Given instruction. Restate all the material verbatim, except for the pictures.

Extracted records
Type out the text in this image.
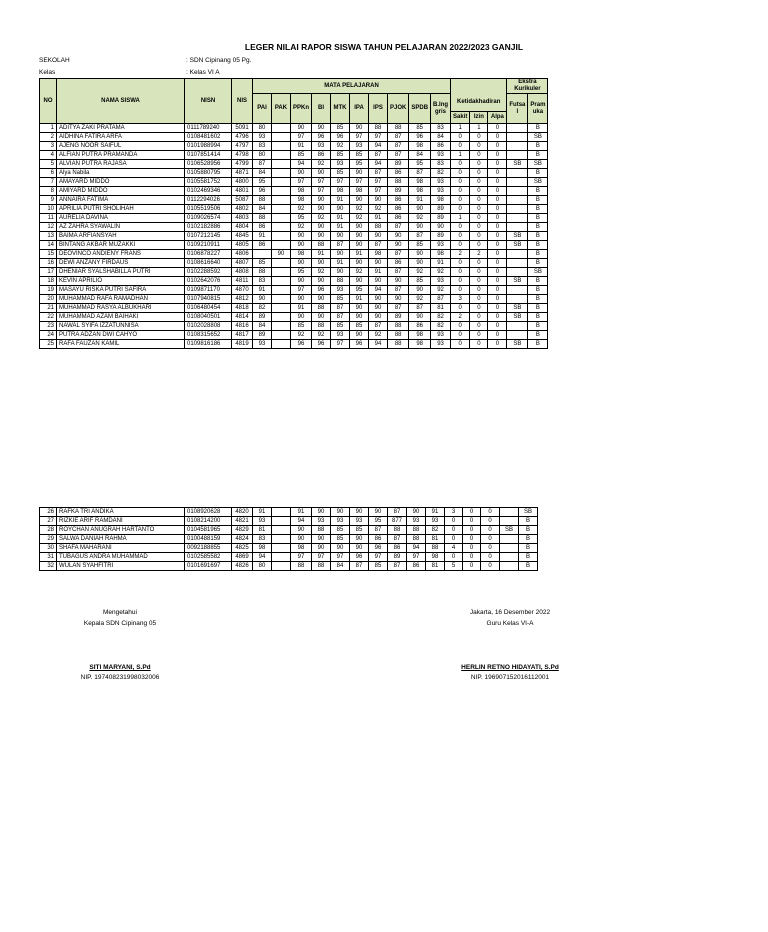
LEGER NILAI RAPOR SISWA TAHUN PELAJARAN 2022/2023 GANJIL
SEKOLAH	: SDN Cipinang 05 Pg.
Kelas	: Kelas VI A
NO	NAMA SISWA	NISN	NIS	MATA PELAJARAN													Ekstra Kurikuler	
				PAI	PAK	PPKn	BI	MTK	IPA	IPS	PJOK	SPDB	B.Ing gris	Ketidakhadiran			Futsa l	Pram uka
														Sakit	Izin	Alpa		
1	ADITYA ZAKI PRATAMA	0111789240	5091	80		90	90	85	90	88	88	85	83	1	1	0		B
2	AIDHINA FATIRA ARFA	0108481602	4796	93		97	96	96	97	97	87	96	84	0	0	0		SB
3	AJENG NOOR SAIFUL	0101988994	4797	83		91	93	92	93	94	87	98	86	0	0	0		B
4	ALFIAN PUTRA PRAMANDA	0107851414	4798	80		85	86	85	85	87	87	84	93	1	0	0		B
5	ALVIAN PUTRA RAJASA	0106528956	4799	87		94	92	93	95	94	89	95	83	0	0	0	SB	SB
6	Alya Nabila	0105880795	4871	84		90	90	85	90	87	86	87	82	0	0	0		B
7	AMAYARD MIDDO	0105581752	4800	95		97	97	97	97	97	88	98	93	0	0	0		SB
8	AMIYARD MIDDO	0102469346	4801	96		98	97	98	98	97	89	98	93	0	0	0		B
9	ANNAIRA FATIMA	0112294026	5087	88		98	90	91	90	90	86	91	98	0	0	0		B
10	APRILIA PUTRI SHOLIHAH	0105519506	4802	84		92	90	90	92	92	86	90	89	0	0	0		B
11	AURELIA DAVINA	0109026574	4803	88		95	92	91	92	91	86	92	89	1	0	0		B
12	AZ ZAHRA SYAWALIN	0102182886	4804	86		92	90	91	90	88	87	90	90	0	0	0		B
13	BAIMA ARFIANSYAH	0107212145	4845	91		90	90	90	90	90	90	87	89	0	0	0	SB	B
14	BINTANG AKBAR MUZAKKI	0109210911	4805	86		90	88	87	90	87	90	85	93	0	0	0	SB	B
15	DEOVINCO ANDIENY FRANS	0106878227	4806		90	98	91	90	91	98	87	90	98	2	2	0		B
16	DEWI ANZANY FIRDAUS	0108616640	4807	85		90	90	91	90	90	86	90	91	0	0	0		B
17	DHENIAR SYALSHABILLA PUTRI	0102288592	4808	88		95	92	90	92	91	87	92	92	0	0	0		SB
18	KEVIN APRILIO	0102642076	4811	83		90	90	88	90	90	90	85	93	0	0	0	SB	B
19	MASAYU RISKA PUTRI SAFIRA	0109871170	4870	91		97	96	93	95	94	87	90	92	0	0	0		B
20	MUHAMMAD RAFA RAMADHAN	0107940815	4812	90		90	90	85	91	90	90	92	87	3	0	0		B
21	MUHAMMAD RASYA ALBUKHARI	0106480454	4818	82		91	88	87	90	90	87	87	81	0	0	0	SB	B
22	MUHAMMAD AZAM BAIHAKI	0108040501	4814	89		90	90	87	90	90	89	90	82	2	0	0	SB	B
23	NAWAL SYIFA IZZATUNNISA	0102028808	4816	84		85	88	85	85	87	88	86	82	0	0	0		B
24	PUTRA ADZAN DWI CAHYO	0108315652	4817	89		92	92	93	90	92	88	98	93	0	0	0		B
25	RAFA FAUZAN KAMIL	0109816186	4819	93		96	96	97	96	94	88	98	93	0	0	0	SB	B
26	RAFKA TRI ANDIKA	0108920628	4820	91		91	90	90	90	90	87	90	91	3	0	0		SB
27	RIZKIE ARIF RAMDANI	0108214200	4821	93		94	93	93	93	95	877	93	93	0	0	0		B
28	ROYCHAN ANUGRAH HARTANTO	0104581965	4829	81		90	88	85	85	87	88	88	82	0	0	0	SB	B
29	SALWA DANIAH RAHMA	0100488159	4824	83		90	90	85	90	86	87	88	81	0	0	0		B
30	SHAFA MAHARANI	0092188855	4825	98		98	90	90	90	96	86	94	88	4	0	0		B
31	TUBAGUS ANDRA MUHAMMAD	0102585582	4869	94		97	97	97	96	97	89	97	98	0	0	0		B
32	WULAN SYAHFITRI	0101691697	4826	80		88	88	84	87	85	87	86	81	5	0	0		B
Mengetahui
Kepala SDN Cipinang 05
SITI MARYANI, S.Pd
NIP. 197408231998032006
Jakarta, 16 Desember 2022
Guru Kelas VI-A
HERLIN RETNO HIDAYATI, S.Pd
NIP. 196907152016112001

Response to the task.
Type out the text in this image.
LEGER NILAI RAPOR SISWA TAHUN PELAJARAN 2022/2023 GANJIL
SEKOLAH	: SDN Cipinang 05 Pg.
Kelas	: Kelas VI A
NO	NAMA SISWA	NISN	NIS	MATA PELAJARAN													Ekstra Kurikuler	
				PAI	PAK	PPKn	BI	MTK	IPA	IPS	PJOK	SPDB	B.Ing gris	Ketidakhadiran			Futsa l	Pram uka
														Sakit	Izin	Alpa		
1	ADITYA ZAKI PRATAMA	0111789240	5091	80		90	90	85	90	88	88	85	83	1	1	0		B
2	AIDHINA FATIRA ARFA	0108481602	4796	93		97	96	96	97	97	87	96	84	0	0	0		SB
3	AJENG NOOR SAIFUL	0101988994	4797	83		91	93	92	93	94	87	98	86	0	0	0		B
4	ALFIAN PUTRA PRAMANDA	0107851414	4798	80		85	86	85	85	87	87	84	93	1	0	0		B
5	ALVIAN PUTRA RAJASA	0106528956	4799	87		94	92	93	95	94	89	95	83	0	0	0	SB	SB
6	Alya Nabila	0105880795	4871	84		90	90	85	90	87	86	87	82	0	0	0		B
7	AMAYARD MIDDO	0105581752	4800	95		97	97	97	97	97	88	98	93	0	0	0		SB
8	AMIYARD MIDDO	0102469346	4801	96		98	97	98	98	97	89	98	93	0	0	0		B
9	ANNAIRA FATIMA	0112294026	5087	88		98	90	91	90	90	86	91	98	0	0	0		B
10	APRILIA PUTRI SHOLIHAH	0105519506	4802	84		92	90	90	92	92	86	90	89	0	0	0		B
11	AURELIA DAVINA	0109026574	4803	88		95	92	91	92	91	86	92	89	1	0	0		B
12	AZ ZAHRA SYAWALIN	0102182886	4804	86		92	90	91	90	88	87	90	90	0	0	0		B
13	BAIMA ARFIANSYAH	0107212145	4845	91		90	90	90	90	90	90	87	89	0	0	0	SB	B
14	BINTANG AKBAR MUZAKKI	0109210911	4805	86		90	88	87	90	87	90	85	93	0	0	0	SB	B
15	DEOVINCO ANDIENY FRANS	0106878227	4806		90	98	91	90	91	98	87	90	98	2	2	0		B
16	DEWI ANZANY FIRDAUS	0108616640	4807	85		90	90	91	90	90	86	90	91	0	0	0		B
17	DHENIAR SYALSHABILLA PUTRI	0102288592	4808	88		95	92	90	92	91	87	92	92	0	0	0		SB
18	KEVIN APRILIO	0102642076	4811	83		90	90	88	90	90	90	85	93	0	0	0	SB	B
19	MASAYU RISKA PUTRI SAFIRA	0109871170	4870	91		97	96	93	95	94	87	90	92	0	0	0		B
20	MUHAMMAD RAFA RAMADHAN	0107940815	4812	90		90	90	85	91	90	90	92	87	3	0	0		B
21	MUHAMMAD RASYA ALBUKHARI	0106480454	4818	82		91	88	87	90	90	87	87	81	0	0	0	SB	B
22	MUHAMMAD AZAM BAIHAKI	0108040501	4814	89		90	90	87	90	90	89	90	82	2	0	0	SB	B
23	NAWAL SYIFA IZZATUNNISA	0102028808	4816	84		85	88	85	85	87	88	86	82	0	0	0		B
24	PUTRA ADZAN DWI CAHYO	0108315652	4817	89		92	92	93	90	92	88	98	93	0	0	0		B
25	RAFA FAUZAN KAMIL	0109816186	4819	93		96	96	97	96	94	88	98	93	0	0	0	SB	B
26	RAFKA TRI ANDIKA	0108920628	4820	91		91	90	90	90	90	87	90	91	3	0	0		SB
27	RIZKIE ARIF RAMDANI	0108214200	4821	93		94	93	93	93	95	877	93	93	0	0	0		B
28	ROYCHAN ANUGRAH HARTANTO	0104581965	4829	81		90	88	85	85	87	88	88	82	0	0	0	SB	B
29	SALWA DANIAH RAHMA	0100488159	4824	83		90	90	85	90	86	87	88	81	0	0	0		B
30	SHAFA MAHARANI	0092188855	4825	98		98	90	90	90	96	86	94	88	4	0	0		B
31	TUBAGUS ANDRA MUHAMMAD	0102585582	4869	94		97	97	97	96	97	89	97	98	0	0	0		B
32	WULAN SYAHFITRI	0101691697	4826	80		88	88	84	87	85	87	86	81	5	0	0		B
Mengetahui
Kepala SDN Cipinang 05
SITI MARYANI, S.Pd
NIP. 197408231998032006
Jakarta, 16 Desember 2022
Guru Kelas VI-A
HERLIN RETNO HIDAYATI, S.Pd
NIP. 196907152016112001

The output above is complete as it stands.